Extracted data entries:
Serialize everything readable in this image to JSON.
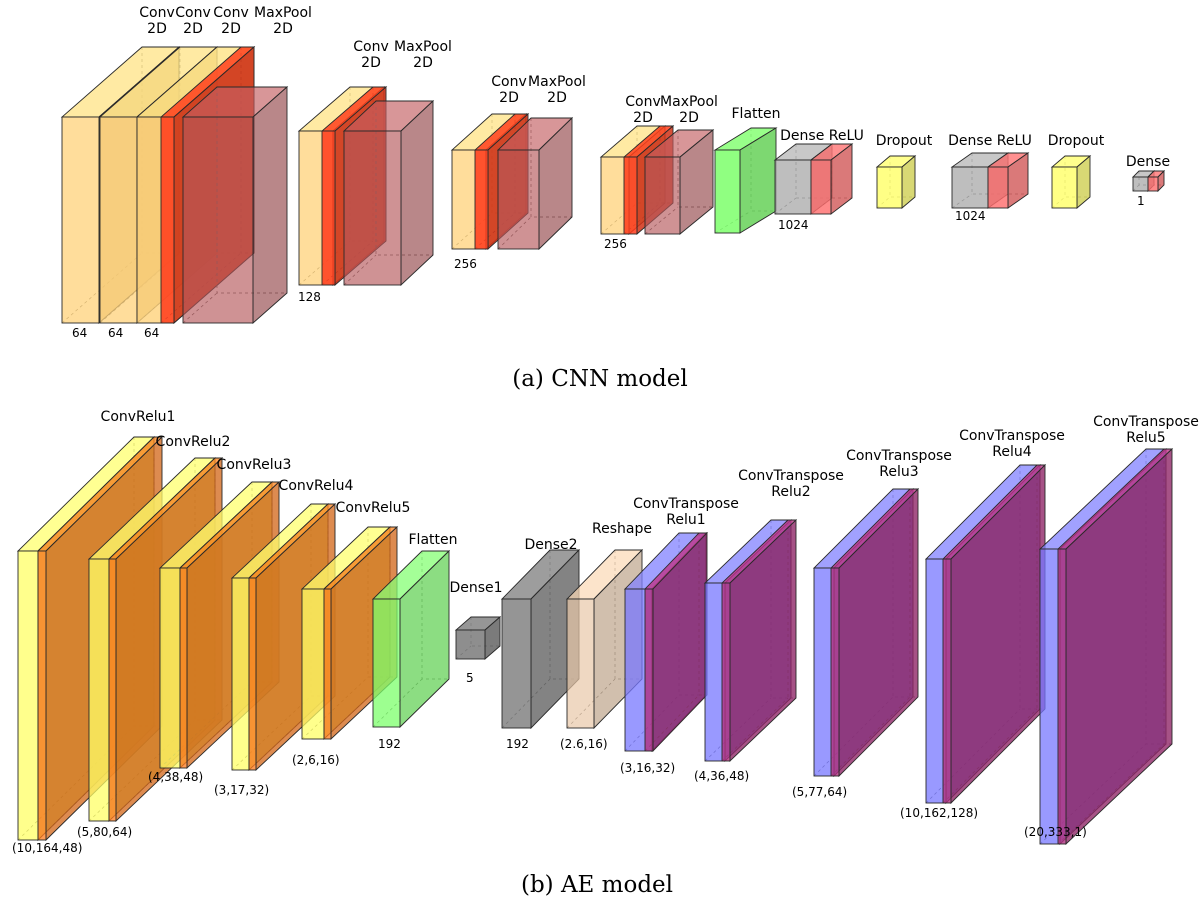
{
  "colors": {
    "conv": "#FFD27A",
    "relu": "#FF3A1A",
    "maxpool": "#B5575A",
    "flatten": "#7CFF6B",
    "dense": "#A8A8A8",
    "dense_relu": "#FF6B6B",
    "dropout": "#FFFF70",
    "ae_conv": "#FFFF66",
    "ae_relu": "#FF7A1A",
    "ae_dense": "#7A7A7A",
    "reshape": "#E8C8A8",
    "ae_tconv": "#7777FF",
    "ae_trelu": "#B0307F"
  },
  "cnn": {
    "caption": "(a) CNN model",
    "labels": {
      "c1": [
        "Conv",
        "2D"
      ],
      "c2": [
        "Conv",
        "2D"
      ],
      "c3": [
        "Conv",
        "2D"
      ],
      "mp1": [
        "MaxPool",
        "2D"
      ],
      "c4": [
        "Conv",
        "2D"
      ],
      "mp2": [
        "MaxPool",
        "2D"
      ],
      "c5": [
        "Conv",
        "2D"
      ],
      "mp3": [
        "MaxPool",
        "2D"
      ],
      "c6": [
        "Conv",
        "2D"
      ],
      "mp4": [
        "MaxPool",
        "2D"
      ],
      "flatten": [
        "Flatten"
      ],
      "dense1": [
        "Dense ReLU"
      ],
      "drop1": [
        "Dropout"
      ],
      "dense2": [
        "Dense ReLU"
      ],
      "drop2": [
        "Dropout"
      ],
      "dense3": [
        "Dense"
      ]
    },
    "dims": {
      "d1": "64",
      "d2": "64",
      "d3": "64",
      "d4": "128",
      "d5": "256",
      "d6": "256",
      "d7": "1024",
      "d8": "1024",
      "d9": "1"
    }
  },
  "ae": {
    "caption": "(b) AE model",
    "labels": {
      "e1": [
        "ConvRelu1"
      ],
      "e2": [
        "ConvRelu2"
      ],
      "e3": [
        "ConvRelu3"
      ],
      "e4": [
        "ConvRelu4"
      ],
      "e5": [
        "ConvRelu5"
      ],
      "flatten": [
        "Flatten"
      ],
      "dense1": [
        "Dense1"
      ],
      "dense2": [
        "Dense2"
      ],
      "reshape": [
        "Reshape"
      ],
      "t1": [
        "ConvTranspose",
        "Relu1"
      ],
      "t2": [
        "ConvTranspose",
        "Relu2"
      ],
      "t3": [
        "ConvTranspose",
        "Relu3"
      ],
      "t4": [
        "ConvTranspose",
        "Relu4"
      ],
      "t5": [
        "ConvTranspose",
        "Relu5"
      ]
    },
    "dims": {
      "e1": "(10,164,48)",
      "e2": "(5,80,64)",
      "e3": "(4,38,48)",
      "e4": "(3,17,32)",
      "e5": "(2,6,16)",
      "flatten": "192",
      "dense1": "5",
      "dense2": "192",
      "reshape": "(2.6,16)",
      "t1": "(3,16,32)",
      "t2": "(4,36,48)",
      "t3": "(5,77,64)",
      "t4": "(10,162,128)",
      "t5": "(20,333,1)"
    }
  }
}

* The exercise *
Give every line back word for word and leave the pictures out.

* Written solution *
Serialize everything readable in this image to JSON.
{
  "colors": {
    "conv": "#FFD27A",
    "relu": "#FF3A1A",
    "maxpool": "#B5575A",
    "flatten": "#7CFF6B",
    "dense": "#A8A8A8",
    "dense_relu": "#FF6B6B",
    "dropout": "#FFFF70",
    "ae_conv": "#FFFF66",
    "ae_relu": "#FF7A1A",
    "ae_dense": "#7A7A7A",
    "reshape": "#E8C8A8",
    "ae_tconv": "#7777FF",
    "ae_trelu": "#B0307F"
  },
  "cnn": {
    "caption": "(a) CNN model",
    "labels": {
      "c1": [
        "Conv",
        "2D"
      ],
      "c2": [
        "Conv",
        "2D"
      ],
      "c3": [
        "Conv",
        "2D"
      ],
      "mp1": [
        "MaxPool",
        "2D"
      ],
      "c4": [
        "Conv",
        "2D"
      ],
      "mp2": [
        "MaxPool",
        "2D"
      ],
      "c5": [
        "Conv",
        "2D"
      ],
      "mp3": [
        "MaxPool",
        "2D"
      ],
      "c6": [
        "Conv",
        "2D"
      ],
      "mp4": [
        "MaxPool",
        "2D"
      ],
      "flatten": [
        "Flatten"
      ],
      "dense1": [
        "Dense ReLU"
      ],
      "drop1": [
        "Dropout"
      ],
      "dense2": [
        "Dense ReLU"
      ],
      "drop2": [
        "Dropout"
      ],
      "dense3": [
        "Dense"
      ]
    },
    "dims": {
      "d1": "64",
      "d2": "64",
      "d3": "64",
      "d4": "128",
      "d5": "256",
      "d6": "256",
      "d7": "1024",
      "d8": "1024",
      "d9": "1"
    }
  },
  "ae": {
    "caption": "(b) AE model",
    "labels": {
      "e1": [
        "ConvRelu1"
      ],
      "e2": [
        "ConvRelu2"
      ],
      "e3": [
        "ConvRelu3"
      ],
      "e4": [
        "ConvRelu4"
      ],
      "e5": [
        "ConvRelu5"
      ],
      "flatten": [
        "Flatten"
      ],
      "dense1": [
        "Dense1"
      ],
      "dense2": [
        "Dense2"
      ],
      "reshape": [
        "Reshape"
      ],
      "t1": [
        "ConvTranspose",
        "Relu1"
      ],
      "t2": [
        "ConvTranspose",
        "Relu2"
      ],
      "t3": [
        "ConvTranspose",
        "Relu3"
      ],
      "t4": [
        "ConvTranspose",
        "Relu4"
      ],
      "t5": [
        "ConvTranspose",
        "Relu5"
      ]
    },
    "dims": {
      "e1": "(10,164,48)",
      "e2": "(5,80,64)",
      "e3": "(4,38,48)",
      "e4": "(3,17,32)",
      "e5": "(2,6,16)",
      "flatten": "192",
      "dense1": "5",
      "dense2": "192",
      "reshape": "(2.6,16)",
      "t1": "(3,16,32)",
      "t2": "(4,36,48)",
      "t3": "(5,77,64)",
      "t4": "(10,162,128)",
      "t5": "(20,333,1)"
    }
  }
}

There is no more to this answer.